• **Raw data**:
****************************************

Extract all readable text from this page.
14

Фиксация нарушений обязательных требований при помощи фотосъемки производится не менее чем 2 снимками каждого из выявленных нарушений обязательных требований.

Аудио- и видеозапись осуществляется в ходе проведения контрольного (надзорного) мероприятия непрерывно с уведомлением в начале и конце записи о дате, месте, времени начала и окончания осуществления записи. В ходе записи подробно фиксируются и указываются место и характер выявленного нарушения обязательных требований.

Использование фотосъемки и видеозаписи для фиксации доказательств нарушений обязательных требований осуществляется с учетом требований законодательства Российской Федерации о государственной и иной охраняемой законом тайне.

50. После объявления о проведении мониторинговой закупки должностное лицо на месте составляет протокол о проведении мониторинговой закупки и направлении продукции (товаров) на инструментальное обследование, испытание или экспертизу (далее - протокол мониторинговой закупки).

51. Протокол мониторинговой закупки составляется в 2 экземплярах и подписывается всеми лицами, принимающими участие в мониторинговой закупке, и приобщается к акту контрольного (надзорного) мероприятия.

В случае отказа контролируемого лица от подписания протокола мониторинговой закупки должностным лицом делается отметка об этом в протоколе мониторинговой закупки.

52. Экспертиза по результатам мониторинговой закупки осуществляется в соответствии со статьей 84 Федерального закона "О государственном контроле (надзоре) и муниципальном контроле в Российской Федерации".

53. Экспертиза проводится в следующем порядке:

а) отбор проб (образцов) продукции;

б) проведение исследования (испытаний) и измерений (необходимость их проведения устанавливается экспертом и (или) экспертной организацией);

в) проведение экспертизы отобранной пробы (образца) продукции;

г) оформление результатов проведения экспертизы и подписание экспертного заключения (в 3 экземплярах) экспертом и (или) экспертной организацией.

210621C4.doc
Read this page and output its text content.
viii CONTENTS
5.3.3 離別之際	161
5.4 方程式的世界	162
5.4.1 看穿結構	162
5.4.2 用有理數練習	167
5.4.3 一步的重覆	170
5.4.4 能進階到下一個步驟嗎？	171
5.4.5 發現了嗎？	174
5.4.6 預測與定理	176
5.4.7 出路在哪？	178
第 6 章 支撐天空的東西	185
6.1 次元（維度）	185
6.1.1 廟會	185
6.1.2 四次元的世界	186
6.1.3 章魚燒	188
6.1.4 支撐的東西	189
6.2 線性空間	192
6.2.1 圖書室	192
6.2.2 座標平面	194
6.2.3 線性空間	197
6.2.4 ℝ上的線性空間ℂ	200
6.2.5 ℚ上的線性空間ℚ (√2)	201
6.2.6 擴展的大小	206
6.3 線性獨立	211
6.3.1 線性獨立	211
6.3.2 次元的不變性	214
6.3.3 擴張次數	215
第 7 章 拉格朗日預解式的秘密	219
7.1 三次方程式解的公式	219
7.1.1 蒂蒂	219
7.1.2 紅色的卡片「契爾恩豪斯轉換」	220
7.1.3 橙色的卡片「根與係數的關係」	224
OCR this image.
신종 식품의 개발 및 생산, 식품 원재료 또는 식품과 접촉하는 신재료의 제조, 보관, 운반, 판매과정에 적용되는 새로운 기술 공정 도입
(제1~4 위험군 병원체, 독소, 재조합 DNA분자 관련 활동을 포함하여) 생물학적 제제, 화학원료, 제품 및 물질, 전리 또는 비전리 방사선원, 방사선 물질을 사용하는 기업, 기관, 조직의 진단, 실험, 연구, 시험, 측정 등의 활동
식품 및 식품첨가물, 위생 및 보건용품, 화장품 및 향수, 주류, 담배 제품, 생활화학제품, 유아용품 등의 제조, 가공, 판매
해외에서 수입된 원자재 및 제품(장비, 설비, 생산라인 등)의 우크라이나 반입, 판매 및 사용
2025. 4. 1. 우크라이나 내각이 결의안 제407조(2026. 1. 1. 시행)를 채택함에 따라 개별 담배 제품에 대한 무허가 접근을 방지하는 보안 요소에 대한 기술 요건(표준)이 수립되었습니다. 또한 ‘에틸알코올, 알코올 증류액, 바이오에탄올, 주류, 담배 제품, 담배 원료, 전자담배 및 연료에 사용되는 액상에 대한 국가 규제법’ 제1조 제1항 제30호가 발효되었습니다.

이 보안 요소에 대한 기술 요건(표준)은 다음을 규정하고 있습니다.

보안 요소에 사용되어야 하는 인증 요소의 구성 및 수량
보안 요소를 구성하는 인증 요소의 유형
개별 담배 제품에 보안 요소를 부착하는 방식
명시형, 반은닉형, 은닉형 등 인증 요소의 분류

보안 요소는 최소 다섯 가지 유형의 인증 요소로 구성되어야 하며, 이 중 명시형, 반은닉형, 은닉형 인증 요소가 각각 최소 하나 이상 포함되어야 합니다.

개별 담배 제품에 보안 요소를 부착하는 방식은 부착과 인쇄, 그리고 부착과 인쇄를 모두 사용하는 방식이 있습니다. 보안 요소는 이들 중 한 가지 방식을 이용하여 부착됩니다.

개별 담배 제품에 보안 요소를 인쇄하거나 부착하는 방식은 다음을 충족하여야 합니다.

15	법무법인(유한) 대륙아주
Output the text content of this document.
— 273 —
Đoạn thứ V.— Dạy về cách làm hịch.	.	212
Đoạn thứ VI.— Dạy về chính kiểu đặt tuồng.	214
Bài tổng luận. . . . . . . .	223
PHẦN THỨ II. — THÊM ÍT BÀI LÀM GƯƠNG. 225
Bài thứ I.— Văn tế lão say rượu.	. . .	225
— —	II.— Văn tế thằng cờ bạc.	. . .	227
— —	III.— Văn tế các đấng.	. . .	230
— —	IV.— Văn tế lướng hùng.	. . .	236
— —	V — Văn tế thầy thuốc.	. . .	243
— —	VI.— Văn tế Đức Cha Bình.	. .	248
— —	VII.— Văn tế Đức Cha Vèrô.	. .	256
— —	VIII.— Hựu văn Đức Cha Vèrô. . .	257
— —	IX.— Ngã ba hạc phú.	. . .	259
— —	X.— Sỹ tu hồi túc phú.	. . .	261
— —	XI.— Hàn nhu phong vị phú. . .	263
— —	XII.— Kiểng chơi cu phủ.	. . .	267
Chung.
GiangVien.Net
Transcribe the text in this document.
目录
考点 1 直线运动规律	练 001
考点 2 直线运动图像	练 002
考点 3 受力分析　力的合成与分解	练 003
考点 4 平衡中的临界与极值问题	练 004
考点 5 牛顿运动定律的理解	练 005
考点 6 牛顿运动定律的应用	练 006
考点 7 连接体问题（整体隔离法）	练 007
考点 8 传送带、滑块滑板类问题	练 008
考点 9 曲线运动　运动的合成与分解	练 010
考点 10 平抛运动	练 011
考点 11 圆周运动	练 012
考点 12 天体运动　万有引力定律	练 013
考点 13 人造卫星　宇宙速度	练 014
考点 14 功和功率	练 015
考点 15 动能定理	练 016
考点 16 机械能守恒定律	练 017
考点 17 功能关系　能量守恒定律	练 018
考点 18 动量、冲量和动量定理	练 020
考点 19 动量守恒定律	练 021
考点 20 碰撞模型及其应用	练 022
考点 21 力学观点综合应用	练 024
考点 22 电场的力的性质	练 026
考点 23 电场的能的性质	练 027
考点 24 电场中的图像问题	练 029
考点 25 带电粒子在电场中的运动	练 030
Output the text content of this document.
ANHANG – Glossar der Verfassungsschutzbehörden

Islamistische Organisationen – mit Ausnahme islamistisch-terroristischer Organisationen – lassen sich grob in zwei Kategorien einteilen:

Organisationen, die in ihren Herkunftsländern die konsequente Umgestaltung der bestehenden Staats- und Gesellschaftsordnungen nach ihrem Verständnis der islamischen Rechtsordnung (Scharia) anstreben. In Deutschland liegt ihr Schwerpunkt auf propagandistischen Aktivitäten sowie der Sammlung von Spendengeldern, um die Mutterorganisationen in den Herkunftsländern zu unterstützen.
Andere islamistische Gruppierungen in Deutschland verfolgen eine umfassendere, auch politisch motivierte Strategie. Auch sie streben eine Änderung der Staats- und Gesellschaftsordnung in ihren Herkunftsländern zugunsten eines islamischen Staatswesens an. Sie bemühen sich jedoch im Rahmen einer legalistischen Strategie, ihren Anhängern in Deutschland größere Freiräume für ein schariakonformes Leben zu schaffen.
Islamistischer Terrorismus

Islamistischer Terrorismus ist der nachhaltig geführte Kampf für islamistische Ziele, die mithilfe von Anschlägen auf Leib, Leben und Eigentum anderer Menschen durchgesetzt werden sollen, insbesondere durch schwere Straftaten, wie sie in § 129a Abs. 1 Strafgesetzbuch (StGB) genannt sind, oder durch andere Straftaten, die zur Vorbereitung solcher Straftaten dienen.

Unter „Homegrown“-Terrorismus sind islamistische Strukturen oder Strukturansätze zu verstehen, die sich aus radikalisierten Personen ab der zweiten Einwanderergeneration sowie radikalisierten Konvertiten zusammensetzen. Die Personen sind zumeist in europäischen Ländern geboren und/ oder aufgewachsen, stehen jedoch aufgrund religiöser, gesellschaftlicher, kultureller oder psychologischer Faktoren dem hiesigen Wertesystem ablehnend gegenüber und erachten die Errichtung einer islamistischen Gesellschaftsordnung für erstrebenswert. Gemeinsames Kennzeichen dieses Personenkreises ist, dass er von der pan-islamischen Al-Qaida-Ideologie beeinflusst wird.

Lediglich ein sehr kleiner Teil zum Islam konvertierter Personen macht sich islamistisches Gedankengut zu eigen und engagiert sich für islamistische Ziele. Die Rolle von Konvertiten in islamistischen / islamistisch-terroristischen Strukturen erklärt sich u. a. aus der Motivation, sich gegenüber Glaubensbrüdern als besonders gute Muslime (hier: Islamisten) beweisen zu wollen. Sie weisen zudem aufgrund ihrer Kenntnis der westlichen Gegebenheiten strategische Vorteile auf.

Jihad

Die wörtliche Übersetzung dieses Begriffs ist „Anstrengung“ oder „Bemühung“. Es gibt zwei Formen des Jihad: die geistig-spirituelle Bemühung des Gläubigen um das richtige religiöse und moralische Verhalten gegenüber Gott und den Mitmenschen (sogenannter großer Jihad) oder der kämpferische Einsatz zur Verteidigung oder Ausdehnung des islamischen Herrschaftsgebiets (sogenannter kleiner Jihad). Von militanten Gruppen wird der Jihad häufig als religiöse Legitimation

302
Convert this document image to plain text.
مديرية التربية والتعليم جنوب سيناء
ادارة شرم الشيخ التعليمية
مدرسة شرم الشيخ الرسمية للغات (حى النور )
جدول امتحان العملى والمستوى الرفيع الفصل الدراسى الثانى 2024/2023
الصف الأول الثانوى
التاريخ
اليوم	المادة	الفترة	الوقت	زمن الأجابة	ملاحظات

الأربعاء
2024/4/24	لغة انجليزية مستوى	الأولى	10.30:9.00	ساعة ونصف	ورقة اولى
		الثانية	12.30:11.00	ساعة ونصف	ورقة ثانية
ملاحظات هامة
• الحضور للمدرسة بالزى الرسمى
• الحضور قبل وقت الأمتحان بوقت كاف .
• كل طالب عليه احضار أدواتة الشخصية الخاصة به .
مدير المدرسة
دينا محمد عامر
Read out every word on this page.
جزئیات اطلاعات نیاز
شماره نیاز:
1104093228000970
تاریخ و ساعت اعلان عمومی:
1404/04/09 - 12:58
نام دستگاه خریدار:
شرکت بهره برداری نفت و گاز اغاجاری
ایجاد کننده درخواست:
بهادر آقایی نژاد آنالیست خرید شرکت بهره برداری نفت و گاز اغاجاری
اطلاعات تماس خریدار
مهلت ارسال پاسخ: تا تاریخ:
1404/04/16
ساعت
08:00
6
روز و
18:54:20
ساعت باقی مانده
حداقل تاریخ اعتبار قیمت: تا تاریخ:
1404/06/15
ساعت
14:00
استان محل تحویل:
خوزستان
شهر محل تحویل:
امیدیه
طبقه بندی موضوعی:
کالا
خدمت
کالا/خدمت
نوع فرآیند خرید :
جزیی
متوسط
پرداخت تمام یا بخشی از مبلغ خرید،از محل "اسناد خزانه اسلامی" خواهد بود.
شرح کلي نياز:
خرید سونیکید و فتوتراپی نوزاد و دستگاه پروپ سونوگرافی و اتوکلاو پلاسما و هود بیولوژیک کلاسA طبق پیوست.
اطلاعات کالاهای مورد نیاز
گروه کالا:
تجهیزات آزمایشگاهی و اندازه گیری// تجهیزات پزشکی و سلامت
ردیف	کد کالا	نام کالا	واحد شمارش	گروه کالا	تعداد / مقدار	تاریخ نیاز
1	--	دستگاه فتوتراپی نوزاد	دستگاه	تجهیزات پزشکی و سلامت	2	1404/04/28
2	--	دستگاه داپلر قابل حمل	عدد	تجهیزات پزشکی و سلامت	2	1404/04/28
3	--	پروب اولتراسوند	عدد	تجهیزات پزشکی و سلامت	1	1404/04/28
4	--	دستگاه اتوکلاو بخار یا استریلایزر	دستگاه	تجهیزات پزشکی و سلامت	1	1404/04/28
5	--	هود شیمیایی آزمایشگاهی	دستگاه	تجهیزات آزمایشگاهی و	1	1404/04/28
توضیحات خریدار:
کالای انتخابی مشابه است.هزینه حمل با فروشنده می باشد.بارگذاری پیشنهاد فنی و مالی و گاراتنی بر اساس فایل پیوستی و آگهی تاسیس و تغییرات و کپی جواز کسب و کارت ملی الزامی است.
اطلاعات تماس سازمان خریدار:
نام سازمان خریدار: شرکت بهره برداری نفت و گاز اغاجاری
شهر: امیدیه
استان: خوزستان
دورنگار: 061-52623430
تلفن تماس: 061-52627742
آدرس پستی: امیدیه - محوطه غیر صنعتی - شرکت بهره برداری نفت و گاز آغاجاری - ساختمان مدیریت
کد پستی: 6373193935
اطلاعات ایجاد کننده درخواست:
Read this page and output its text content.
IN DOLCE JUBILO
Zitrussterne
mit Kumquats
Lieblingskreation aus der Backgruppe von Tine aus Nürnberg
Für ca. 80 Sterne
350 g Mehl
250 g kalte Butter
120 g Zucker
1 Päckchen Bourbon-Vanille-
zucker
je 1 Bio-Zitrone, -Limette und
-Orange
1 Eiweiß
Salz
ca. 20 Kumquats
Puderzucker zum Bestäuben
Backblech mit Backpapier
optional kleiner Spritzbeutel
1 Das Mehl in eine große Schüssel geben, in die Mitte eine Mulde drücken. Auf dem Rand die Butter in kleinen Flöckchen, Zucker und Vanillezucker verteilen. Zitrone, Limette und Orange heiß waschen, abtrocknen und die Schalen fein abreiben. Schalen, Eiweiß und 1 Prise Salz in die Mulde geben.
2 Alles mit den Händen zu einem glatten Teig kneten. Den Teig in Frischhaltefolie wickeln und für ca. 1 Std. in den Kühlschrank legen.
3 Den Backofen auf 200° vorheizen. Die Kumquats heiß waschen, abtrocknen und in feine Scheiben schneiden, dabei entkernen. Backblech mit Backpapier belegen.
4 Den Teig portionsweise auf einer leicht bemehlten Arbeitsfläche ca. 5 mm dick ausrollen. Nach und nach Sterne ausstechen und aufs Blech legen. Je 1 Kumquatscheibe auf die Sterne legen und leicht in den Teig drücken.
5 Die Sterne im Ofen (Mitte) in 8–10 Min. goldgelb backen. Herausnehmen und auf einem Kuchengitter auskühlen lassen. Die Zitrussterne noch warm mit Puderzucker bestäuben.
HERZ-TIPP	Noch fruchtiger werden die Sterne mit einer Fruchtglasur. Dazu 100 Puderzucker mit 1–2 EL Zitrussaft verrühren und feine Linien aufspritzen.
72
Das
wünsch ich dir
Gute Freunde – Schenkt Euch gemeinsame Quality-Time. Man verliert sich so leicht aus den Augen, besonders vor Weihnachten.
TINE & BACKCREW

****************************************

• **What the exercise asks**: List each line holding the string "осуществляется".

• **Response to this task**:
Аудио- и видеозапись осуществляется в ходе проведения контрольного (надзорного) мероприятия непрерывно с уведомлением в начале и конце записи о дате, месте, времени начала и окончания осуществления записи. В ходе записи подробно фиксируются и указываются место и характер выявленного нарушения обязательных требований.
Использование фотосъемки и видеозаписи для фиксации доказательств нарушений обязательных требований осуществляется с учетом требований законодательства Российской Федерации о государственной и иной охраняемой законом тайне.
52. Экспертиза по результатам мониторинговой закупки осуществляется в соответствии со статьей 84 Федерального закона "О государственном контроле (надзоре) и муниципальном контроле в Российской Федерации".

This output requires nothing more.